- Supplied information -
◇ ◇ ◇ ◇ ◇ ◇ ◇
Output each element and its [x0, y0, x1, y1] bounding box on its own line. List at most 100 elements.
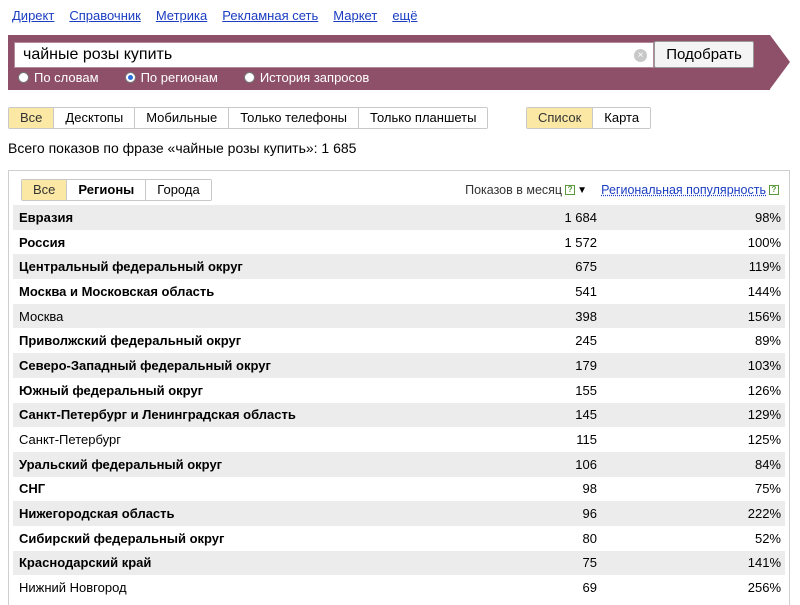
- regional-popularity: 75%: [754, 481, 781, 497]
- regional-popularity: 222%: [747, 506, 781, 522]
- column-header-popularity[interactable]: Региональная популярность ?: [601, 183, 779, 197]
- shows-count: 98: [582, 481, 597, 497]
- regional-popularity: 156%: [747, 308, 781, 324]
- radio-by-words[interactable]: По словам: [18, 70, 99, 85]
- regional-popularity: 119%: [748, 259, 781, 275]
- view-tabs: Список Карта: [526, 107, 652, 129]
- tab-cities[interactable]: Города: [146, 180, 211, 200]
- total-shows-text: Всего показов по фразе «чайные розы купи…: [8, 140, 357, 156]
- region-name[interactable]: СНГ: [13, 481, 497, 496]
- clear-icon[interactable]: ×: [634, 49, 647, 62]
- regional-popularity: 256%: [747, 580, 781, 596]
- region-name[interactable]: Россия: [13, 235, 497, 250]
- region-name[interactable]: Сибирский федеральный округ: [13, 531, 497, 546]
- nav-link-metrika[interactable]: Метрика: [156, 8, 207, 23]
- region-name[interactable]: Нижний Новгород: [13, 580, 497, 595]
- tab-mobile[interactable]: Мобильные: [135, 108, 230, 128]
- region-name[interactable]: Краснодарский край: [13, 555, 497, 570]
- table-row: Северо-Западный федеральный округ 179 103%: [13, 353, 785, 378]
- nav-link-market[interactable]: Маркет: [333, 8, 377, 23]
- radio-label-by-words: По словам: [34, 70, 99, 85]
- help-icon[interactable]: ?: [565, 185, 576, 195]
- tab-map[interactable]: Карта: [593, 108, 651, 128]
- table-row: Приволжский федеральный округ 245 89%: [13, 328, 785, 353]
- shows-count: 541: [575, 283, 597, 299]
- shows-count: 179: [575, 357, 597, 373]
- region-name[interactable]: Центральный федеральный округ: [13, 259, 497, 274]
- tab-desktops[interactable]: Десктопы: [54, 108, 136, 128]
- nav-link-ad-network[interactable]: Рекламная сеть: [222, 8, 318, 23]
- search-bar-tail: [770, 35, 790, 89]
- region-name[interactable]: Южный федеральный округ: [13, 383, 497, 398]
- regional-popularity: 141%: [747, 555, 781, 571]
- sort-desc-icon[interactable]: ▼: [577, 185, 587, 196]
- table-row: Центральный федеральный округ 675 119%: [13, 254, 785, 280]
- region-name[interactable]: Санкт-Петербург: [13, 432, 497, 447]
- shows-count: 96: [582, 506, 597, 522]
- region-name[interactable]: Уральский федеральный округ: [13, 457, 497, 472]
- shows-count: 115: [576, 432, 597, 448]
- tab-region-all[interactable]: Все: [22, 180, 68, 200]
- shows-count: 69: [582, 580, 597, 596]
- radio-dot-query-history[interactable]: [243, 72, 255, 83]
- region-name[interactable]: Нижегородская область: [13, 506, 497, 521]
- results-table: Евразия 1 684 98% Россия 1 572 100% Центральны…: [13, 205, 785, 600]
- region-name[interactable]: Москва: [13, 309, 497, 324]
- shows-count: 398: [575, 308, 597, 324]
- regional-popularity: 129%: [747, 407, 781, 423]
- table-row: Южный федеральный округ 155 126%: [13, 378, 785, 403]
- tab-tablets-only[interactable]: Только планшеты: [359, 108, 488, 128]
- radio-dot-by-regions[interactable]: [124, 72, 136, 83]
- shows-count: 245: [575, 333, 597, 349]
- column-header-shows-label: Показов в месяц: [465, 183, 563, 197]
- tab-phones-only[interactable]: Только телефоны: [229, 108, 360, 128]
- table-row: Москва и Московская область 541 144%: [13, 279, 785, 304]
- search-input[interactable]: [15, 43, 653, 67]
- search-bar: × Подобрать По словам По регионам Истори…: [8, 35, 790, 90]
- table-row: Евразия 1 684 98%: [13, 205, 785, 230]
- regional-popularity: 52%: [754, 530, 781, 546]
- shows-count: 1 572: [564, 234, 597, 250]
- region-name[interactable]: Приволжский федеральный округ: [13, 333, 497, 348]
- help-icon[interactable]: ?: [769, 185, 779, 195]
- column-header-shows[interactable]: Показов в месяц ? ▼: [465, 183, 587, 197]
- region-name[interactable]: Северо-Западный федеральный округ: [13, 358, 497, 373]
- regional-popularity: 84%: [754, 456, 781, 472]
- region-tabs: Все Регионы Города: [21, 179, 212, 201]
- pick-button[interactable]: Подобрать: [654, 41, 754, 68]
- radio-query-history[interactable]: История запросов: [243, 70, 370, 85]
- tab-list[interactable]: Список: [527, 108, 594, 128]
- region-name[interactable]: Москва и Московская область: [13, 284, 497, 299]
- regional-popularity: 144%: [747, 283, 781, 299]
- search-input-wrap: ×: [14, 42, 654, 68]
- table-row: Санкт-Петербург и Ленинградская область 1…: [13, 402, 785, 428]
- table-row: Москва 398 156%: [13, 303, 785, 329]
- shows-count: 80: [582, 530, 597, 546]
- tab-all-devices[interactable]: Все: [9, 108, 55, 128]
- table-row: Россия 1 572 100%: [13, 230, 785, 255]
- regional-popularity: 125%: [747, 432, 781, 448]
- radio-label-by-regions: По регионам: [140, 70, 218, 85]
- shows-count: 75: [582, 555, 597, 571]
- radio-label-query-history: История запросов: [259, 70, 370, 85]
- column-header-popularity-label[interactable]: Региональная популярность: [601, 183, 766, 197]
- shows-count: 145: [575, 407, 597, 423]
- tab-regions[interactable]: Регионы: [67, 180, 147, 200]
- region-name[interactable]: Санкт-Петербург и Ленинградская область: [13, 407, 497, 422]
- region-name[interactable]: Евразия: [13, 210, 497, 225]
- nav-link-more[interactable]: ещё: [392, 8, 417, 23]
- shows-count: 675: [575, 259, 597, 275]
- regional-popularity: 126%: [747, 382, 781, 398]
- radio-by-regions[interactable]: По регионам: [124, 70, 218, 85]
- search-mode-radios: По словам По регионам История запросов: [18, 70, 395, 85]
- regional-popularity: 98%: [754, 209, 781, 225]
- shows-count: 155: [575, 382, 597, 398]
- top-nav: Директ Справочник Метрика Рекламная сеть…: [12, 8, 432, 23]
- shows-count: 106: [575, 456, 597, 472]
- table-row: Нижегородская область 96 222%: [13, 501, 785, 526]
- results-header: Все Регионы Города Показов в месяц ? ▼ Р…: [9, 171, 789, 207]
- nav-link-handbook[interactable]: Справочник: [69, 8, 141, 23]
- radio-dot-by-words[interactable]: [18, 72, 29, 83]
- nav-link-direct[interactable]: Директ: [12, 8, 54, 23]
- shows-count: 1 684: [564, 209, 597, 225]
◇ ◇ ◇ ◇ ◇ ◇ ◇
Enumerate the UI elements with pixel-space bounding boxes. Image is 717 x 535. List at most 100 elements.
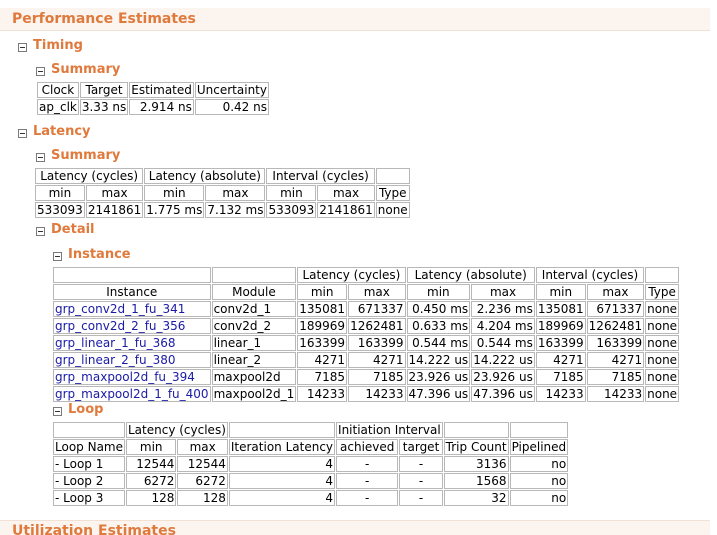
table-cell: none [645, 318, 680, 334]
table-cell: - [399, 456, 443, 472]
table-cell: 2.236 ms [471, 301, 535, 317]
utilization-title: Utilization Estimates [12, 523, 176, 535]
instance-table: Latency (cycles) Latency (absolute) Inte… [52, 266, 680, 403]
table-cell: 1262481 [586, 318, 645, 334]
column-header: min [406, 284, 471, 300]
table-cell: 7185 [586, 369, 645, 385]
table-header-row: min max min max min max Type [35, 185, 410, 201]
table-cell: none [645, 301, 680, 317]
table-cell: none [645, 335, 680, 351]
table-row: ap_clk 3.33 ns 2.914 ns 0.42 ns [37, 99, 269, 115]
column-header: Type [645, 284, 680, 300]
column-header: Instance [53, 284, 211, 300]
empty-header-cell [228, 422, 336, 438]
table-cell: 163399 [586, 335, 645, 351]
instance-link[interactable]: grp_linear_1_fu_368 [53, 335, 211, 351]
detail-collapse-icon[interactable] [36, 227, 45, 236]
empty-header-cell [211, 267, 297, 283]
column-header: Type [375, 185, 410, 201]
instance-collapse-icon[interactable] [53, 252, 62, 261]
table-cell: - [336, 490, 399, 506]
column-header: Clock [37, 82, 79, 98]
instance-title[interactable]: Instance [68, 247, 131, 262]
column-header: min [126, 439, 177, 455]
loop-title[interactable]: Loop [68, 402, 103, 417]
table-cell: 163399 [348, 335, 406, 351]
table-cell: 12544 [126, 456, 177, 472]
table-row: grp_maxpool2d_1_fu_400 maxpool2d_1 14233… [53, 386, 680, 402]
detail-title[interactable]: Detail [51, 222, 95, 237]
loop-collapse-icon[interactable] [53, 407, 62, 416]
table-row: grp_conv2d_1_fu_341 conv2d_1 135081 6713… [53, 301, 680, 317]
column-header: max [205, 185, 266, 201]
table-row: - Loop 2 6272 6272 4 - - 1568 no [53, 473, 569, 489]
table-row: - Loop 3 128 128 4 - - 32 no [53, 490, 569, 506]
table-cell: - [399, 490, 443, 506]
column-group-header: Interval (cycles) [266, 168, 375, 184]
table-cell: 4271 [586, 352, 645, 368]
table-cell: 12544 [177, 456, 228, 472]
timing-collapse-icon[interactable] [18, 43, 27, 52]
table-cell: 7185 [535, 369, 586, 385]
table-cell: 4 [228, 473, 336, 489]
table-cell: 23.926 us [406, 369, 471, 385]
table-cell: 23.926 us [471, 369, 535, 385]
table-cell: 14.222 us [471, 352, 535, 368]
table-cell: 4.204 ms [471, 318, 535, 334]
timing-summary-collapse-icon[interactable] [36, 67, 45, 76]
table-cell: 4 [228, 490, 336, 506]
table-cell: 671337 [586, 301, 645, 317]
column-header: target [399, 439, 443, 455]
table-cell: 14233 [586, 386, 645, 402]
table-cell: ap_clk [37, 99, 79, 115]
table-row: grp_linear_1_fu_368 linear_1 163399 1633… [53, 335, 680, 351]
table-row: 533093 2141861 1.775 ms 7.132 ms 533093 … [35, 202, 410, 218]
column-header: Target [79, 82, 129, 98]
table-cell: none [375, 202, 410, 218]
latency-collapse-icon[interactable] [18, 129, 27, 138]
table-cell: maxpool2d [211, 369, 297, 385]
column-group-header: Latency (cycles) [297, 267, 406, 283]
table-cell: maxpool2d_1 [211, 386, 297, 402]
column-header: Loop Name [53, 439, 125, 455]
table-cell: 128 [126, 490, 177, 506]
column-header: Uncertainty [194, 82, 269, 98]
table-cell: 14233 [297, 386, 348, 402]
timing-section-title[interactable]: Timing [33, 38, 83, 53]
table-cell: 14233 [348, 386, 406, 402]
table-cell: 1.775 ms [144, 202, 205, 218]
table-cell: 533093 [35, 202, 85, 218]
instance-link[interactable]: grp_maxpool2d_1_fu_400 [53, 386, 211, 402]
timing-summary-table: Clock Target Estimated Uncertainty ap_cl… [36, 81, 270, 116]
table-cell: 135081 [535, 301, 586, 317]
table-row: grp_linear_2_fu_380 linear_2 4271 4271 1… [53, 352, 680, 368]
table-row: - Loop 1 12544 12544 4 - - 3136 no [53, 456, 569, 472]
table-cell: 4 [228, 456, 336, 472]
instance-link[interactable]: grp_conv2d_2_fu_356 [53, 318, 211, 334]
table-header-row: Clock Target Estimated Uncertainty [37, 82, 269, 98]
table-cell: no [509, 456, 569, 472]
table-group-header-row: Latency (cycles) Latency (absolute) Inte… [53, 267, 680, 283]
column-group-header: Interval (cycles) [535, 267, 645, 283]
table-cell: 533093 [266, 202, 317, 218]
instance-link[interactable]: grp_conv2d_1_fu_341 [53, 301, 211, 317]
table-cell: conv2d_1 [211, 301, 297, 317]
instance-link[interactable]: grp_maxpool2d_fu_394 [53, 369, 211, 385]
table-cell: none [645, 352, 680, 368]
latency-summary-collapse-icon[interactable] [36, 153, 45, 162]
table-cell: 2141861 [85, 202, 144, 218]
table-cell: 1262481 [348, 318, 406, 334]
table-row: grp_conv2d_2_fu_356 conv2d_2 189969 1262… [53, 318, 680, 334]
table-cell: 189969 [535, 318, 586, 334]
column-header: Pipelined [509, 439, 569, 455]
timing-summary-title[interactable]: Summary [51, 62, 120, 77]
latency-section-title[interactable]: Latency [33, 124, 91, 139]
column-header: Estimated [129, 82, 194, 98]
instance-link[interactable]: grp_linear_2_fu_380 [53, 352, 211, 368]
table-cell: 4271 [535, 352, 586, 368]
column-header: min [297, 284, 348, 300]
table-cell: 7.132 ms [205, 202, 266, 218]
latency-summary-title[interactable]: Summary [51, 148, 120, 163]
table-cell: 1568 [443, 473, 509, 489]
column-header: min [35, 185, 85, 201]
◇ ◇ ◇ ◇ ◇ ◇ ◇
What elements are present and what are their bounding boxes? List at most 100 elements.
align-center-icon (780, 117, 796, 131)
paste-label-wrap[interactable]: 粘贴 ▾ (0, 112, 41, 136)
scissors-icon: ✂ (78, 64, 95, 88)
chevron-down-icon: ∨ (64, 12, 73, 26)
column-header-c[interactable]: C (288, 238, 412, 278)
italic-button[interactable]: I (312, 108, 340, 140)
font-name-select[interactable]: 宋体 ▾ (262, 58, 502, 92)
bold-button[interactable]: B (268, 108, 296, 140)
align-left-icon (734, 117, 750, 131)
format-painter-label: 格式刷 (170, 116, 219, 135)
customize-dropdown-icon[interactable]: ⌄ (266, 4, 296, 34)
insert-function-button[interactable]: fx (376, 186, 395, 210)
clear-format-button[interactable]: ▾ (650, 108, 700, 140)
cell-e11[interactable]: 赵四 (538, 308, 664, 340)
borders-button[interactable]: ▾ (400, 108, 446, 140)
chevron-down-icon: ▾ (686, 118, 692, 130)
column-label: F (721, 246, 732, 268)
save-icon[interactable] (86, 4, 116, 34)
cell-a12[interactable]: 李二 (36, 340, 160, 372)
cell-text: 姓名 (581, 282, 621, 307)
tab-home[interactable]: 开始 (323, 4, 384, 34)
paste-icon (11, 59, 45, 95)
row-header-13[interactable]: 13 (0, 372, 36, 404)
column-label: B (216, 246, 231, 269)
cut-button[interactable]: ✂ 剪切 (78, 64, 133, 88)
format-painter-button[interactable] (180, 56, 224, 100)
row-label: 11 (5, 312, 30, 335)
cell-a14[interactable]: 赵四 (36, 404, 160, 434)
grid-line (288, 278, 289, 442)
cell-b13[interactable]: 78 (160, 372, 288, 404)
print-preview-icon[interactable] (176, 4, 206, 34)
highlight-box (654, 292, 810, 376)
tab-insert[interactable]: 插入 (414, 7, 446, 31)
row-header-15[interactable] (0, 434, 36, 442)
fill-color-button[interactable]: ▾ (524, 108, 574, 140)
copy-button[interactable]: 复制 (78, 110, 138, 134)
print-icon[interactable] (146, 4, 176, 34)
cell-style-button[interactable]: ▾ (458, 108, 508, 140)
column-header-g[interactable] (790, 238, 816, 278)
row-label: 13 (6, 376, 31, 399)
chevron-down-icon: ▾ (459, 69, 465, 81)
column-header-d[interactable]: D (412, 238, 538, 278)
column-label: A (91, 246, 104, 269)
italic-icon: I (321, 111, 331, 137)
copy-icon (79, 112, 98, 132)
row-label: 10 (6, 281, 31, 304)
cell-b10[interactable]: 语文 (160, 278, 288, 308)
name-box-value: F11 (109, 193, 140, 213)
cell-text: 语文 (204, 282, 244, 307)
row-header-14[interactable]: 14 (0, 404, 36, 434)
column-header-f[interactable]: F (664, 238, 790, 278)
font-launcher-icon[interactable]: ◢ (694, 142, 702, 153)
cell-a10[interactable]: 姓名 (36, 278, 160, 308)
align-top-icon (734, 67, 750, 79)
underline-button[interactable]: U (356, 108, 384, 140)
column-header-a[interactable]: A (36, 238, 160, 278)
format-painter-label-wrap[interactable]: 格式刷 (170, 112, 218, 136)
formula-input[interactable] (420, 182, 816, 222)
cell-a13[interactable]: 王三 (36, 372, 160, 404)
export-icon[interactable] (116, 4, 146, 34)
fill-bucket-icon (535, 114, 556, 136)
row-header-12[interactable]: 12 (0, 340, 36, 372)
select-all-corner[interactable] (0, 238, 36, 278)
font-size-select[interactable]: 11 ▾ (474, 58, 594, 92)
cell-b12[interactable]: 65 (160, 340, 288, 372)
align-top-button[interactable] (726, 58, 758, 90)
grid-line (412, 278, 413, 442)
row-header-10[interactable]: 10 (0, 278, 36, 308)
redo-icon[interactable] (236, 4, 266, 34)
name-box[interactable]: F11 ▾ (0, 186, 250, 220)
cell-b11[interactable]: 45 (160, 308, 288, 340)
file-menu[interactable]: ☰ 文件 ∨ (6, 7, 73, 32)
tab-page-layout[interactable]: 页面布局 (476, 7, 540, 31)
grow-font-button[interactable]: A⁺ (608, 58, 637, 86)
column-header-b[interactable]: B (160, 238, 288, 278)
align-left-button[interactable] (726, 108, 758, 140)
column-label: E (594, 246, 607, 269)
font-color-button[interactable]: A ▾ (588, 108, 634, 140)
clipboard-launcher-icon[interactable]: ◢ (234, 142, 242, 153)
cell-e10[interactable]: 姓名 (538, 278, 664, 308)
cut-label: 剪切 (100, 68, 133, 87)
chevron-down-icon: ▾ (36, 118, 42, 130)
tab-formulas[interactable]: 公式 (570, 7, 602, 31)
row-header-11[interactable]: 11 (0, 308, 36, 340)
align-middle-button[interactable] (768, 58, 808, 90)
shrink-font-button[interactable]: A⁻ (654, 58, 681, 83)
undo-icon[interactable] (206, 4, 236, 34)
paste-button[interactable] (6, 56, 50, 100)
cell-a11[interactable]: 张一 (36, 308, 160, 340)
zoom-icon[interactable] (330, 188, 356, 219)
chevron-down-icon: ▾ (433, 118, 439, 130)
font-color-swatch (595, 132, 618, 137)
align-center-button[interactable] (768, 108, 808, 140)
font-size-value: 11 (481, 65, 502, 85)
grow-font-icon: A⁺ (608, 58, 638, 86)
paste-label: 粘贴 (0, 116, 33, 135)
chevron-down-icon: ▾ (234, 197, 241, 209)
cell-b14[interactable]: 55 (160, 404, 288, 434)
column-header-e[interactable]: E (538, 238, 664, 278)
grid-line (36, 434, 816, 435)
◇ ◇ ◇ ◇ ◇ ◇ ◇
- Task requirements -
Arrange the lines from the one containing "table-cell: none [645, 318, 680, 334]" through the one containing "table-cell: 7185 [586, 369, 645, 385]" as a Markdown table with the columns No. and Entry Line, numbering each row and skipping blank lines. Include only those lines.

- Task output -
| No. | Entry Line |
|---|---|
| 1 | table-cell: none [645, 318, 680, 334] |
| 2 | table-cell: - [399, 456, 443, 472] |
| 3 | table-cell: 2.236 ms [471, 301, 535, 317] |
| 4 | utilization-title: Utilization Estimates [12, 523, 176, 535] |
| 5 | instance-table: Latency (cycles) Latency (absolute) Inte… [52, 266, 680, 403] |
| 6 | table-cell: 1262481 [586, 318, 645, 334] |
| 7 | column-header: min [406, 284, 471, 300] |
| 8 | table-cell: 7185 [586, 369, 645, 385] |